== DOCUMENT SEGMENT ==
_ _ _ _

So putting it all together, what they're suggesting is that you can use the /etc/fstab
file, which has a very particular format, to specify default options when mounting your drive. These options include setting the uid
option and gid
option to your user's uid and gid, so that when the filesystem is mounted, it will appear that all the files are owned by you, so you'll have full permissions on them. They've assumed your uid
and gid
will be 1000
because that's a common convention, but if you're comfortable you can run the id
command on the command line to output your actual uid and gid (you can ignore all the other groups your user is in for now)
They also mentioned that when mounting you can specify if you want to mount the filesystem as "read-only" or "read-write", etc. If you mount the whole filesystem read-only, then the write permissions stored on the individual files are ignored, basically. So if you were mounting with a command, or through fstab, you should make sure the rw
option is present to clarify that you're looking for "read write" permissions on your mount.
That having been said, it's possible none of that is relevant to you if you're mounting the fs by just clicking in your file browser. One way to tell is if you right-click on some file you aren't allowed to edit and look at the properties there should be a Permissions
tab thing. And it will list the owner of the file and what access you have. If those permissions are already set to be owned by you, then this uid
thing is already taken care of for you by the file browser. In that case it might be something more fundamental to the NTFS filesystem, like the locks other people are talking about.

_ _ _ _

== MATERIAL SHOWN ==
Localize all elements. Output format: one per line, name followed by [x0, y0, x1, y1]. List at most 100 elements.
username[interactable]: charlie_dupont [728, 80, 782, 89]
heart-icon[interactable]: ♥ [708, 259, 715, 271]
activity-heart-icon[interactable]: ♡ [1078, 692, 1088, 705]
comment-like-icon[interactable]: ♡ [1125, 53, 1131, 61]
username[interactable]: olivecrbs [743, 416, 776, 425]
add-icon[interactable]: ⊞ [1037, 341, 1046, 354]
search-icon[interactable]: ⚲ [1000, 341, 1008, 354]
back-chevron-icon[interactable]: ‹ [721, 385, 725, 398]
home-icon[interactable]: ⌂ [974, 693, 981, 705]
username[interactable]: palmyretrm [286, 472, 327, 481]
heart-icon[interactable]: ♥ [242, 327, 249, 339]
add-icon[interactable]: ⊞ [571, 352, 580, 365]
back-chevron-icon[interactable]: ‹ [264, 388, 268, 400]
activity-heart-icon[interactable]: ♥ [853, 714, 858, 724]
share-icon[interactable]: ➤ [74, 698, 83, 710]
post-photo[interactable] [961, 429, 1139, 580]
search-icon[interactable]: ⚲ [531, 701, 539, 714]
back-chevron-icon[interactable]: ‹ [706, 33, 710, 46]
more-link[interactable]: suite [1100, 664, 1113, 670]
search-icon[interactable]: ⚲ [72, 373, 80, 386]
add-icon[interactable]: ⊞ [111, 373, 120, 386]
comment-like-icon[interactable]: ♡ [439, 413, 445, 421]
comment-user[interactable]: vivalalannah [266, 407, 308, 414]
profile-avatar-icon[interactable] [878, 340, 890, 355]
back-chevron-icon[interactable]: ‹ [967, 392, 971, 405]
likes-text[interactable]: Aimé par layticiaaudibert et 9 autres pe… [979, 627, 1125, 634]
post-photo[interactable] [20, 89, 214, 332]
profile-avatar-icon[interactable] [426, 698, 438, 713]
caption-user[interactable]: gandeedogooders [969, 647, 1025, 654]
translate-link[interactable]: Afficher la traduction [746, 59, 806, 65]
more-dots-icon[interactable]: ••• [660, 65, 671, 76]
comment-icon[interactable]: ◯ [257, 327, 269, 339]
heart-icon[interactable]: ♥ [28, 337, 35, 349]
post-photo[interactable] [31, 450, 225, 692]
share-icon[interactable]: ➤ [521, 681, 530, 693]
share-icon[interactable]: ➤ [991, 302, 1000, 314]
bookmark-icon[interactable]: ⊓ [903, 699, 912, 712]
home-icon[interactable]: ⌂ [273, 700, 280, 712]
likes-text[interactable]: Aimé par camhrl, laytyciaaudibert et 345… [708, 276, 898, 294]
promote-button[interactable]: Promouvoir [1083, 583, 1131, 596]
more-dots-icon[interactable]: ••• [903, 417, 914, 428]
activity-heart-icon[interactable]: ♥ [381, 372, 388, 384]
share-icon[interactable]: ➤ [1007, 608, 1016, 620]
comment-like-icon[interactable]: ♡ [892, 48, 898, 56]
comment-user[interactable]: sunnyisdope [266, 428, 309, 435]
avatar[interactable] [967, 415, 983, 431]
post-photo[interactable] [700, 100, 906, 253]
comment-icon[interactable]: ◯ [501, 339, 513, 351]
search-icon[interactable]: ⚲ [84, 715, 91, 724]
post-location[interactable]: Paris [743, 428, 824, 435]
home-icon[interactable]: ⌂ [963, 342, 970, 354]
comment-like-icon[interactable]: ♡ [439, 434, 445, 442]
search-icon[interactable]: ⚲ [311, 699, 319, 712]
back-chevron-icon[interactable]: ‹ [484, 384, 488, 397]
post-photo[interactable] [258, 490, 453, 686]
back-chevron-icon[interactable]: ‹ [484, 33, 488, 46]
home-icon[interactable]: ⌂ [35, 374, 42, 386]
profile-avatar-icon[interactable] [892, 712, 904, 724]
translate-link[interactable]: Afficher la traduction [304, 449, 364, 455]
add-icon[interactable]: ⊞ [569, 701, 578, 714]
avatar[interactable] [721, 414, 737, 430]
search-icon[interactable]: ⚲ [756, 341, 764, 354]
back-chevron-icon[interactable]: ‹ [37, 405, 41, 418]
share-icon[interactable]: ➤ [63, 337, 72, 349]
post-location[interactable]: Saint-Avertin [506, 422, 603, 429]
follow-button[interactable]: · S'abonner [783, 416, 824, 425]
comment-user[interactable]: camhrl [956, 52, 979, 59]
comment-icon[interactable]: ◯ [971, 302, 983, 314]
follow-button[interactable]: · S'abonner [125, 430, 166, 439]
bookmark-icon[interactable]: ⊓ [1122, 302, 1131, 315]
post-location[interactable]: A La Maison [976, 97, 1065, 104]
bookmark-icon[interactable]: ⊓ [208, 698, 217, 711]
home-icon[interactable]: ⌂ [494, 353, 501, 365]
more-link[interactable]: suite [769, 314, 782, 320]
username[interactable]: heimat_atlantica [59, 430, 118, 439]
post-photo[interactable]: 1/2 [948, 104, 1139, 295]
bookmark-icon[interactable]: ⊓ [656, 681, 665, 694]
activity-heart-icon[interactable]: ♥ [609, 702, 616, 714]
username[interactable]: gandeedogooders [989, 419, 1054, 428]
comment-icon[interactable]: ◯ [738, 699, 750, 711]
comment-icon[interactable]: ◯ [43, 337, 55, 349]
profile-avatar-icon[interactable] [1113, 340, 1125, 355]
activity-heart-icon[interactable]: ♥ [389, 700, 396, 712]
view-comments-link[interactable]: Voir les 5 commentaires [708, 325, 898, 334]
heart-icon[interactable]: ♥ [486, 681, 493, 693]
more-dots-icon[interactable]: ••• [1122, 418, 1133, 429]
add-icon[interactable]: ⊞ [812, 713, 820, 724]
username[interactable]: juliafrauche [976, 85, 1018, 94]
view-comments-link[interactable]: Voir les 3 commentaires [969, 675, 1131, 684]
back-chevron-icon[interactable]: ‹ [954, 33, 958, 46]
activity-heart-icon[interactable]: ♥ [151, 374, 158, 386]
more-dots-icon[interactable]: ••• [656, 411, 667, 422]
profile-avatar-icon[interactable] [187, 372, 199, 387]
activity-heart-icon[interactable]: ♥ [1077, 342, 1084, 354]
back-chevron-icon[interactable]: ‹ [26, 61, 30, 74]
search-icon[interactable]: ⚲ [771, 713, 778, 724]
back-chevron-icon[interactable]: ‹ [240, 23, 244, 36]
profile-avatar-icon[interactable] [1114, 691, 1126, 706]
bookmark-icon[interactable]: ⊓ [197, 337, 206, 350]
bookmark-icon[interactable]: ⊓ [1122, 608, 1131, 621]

_ _ _ _

List every mount option that the mounting explanation gives by its literal option name, in order of first mention. The records have no connection to the mounting explanation.

uid, gid, rw